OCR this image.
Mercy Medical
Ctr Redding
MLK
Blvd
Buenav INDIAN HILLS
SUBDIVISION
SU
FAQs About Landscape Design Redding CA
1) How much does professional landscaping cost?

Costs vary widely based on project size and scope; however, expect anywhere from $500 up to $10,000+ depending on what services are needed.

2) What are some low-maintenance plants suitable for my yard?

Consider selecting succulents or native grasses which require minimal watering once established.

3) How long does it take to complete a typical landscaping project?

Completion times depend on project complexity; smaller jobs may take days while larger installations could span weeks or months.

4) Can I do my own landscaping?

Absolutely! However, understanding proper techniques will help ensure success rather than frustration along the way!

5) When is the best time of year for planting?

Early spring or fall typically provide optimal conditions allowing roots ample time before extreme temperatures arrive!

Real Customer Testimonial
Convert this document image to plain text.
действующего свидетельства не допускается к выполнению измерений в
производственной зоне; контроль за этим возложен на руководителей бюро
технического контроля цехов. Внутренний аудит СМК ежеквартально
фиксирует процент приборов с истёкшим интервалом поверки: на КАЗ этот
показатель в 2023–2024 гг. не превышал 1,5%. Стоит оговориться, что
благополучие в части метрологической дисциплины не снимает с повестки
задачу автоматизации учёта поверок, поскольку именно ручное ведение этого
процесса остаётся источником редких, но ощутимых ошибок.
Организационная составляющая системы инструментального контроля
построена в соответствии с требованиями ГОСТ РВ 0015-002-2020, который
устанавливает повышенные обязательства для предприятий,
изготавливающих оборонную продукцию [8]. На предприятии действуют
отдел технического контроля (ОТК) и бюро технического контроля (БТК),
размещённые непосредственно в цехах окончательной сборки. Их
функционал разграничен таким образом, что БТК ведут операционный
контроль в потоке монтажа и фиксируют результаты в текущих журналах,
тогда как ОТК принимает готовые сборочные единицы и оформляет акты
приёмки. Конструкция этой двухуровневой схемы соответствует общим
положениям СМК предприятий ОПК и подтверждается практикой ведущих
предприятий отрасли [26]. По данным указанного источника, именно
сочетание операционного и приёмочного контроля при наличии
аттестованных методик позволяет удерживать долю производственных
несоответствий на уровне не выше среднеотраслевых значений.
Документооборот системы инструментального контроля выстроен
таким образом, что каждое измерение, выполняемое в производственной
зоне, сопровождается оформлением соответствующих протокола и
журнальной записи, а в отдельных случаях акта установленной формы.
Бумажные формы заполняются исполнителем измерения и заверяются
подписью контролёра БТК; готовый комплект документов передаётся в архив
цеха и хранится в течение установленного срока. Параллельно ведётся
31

____

# [Exercise task]
Repeat the listing above without any change.

# [Reply to the exercise]
OCR this image.
Mercy Medical
Ctr Redding
MLK
Blvd
Buenav INDIAN HILLS
SUBDIVISION
SU
FAQs About Landscape Design Redding CA
1) How much does professional landscaping cost?

Costs vary widely based on project size and scope; however, expect anywhere from $500 up to $10,000+ depending on what services are needed.

2) What are some low-maintenance plants suitable for my yard?

Consider selecting succulents or native grasses which require minimal watering once established.

3) How long does it take to complete a typical landscaping project?

Completion times depend on project complexity; smaller jobs may take days while larger installations could span weeks or months.

4) Can I do my own landscaping?

Absolutely! However, understanding proper techniques will help ensure success rather than frustration along the way!

5) When is the best time of year for planting?

Early spring or fall typically provide optimal conditions allowing roots ample time before extreme temperatures arrive!

Real Customer Testimonial
Convert this document image to plain text.
действующего свидетельства не допускается к выполнению измерений в
производственной зоне; контроль за этим возложен на руководителей бюро
технического контроля цехов. Внутренний аудит СМК ежеквартально
фиксирует процент приборов с истёкшим интервалом поверки: на КАЗ этот
показатель в 2023–2024 гг. не превышал 1,5%. Стоит оговориться, что
благополучие в части метрологической дисциплины не снимает с повестки
задачу автоматизации учёта поверок, поскольку именно ручное ведение этого
процесса остаётся источником редких, но ощутимых ошибок.
Организационная составляющая системы инструментального контроля
построена в соответствии с требованиями ГОСТ РВ 0015-002-2020, который
устанавливает повышенные обязательства для предприятий,
изготавливающих оборонную продукцию [8]. На предприятии действуют
отдел технического контроля (ОТК) и бюро технического контроля (БТК),
размещённые непосредственно в цехах окончательной сборки. Их
функционал разграничен таким образом, что БТК ведут операционный
контроль в потоке монтажа и фиксируют результаты в текущих журналах,
тогда как ОТК принимает готовые сборочные единицы и оформляет акты
приёмки. Конструкция этой двухуровневой схемы соответствует общим
положениям СМК предприятий ОПК и подтверждается практикой ведущих
предприятий отрасли [26]. По данным указанного источника, именно
сочетание операционного и приёмочного контроля при наличии
аттестованных методик позволяет удерживать долю производственных
несоответствий на уровне не выше среднеотраслевых значений.
Документооборот системы инструментального контроля выстроен
таким образом, что каждое измерение, выполняемое в производственной
зоне, сопровождается оформлением соответствующих протокола и
журнальной записи, а в отдельных случаях акта установленной формы.
Бумажные формы заполняются исполнителем измерения и заверяются
подписью контролёра БТК; готовый комплект документов передаётся в архив
цеха и хранится в течение установленного срока. Параллельно ведётся
31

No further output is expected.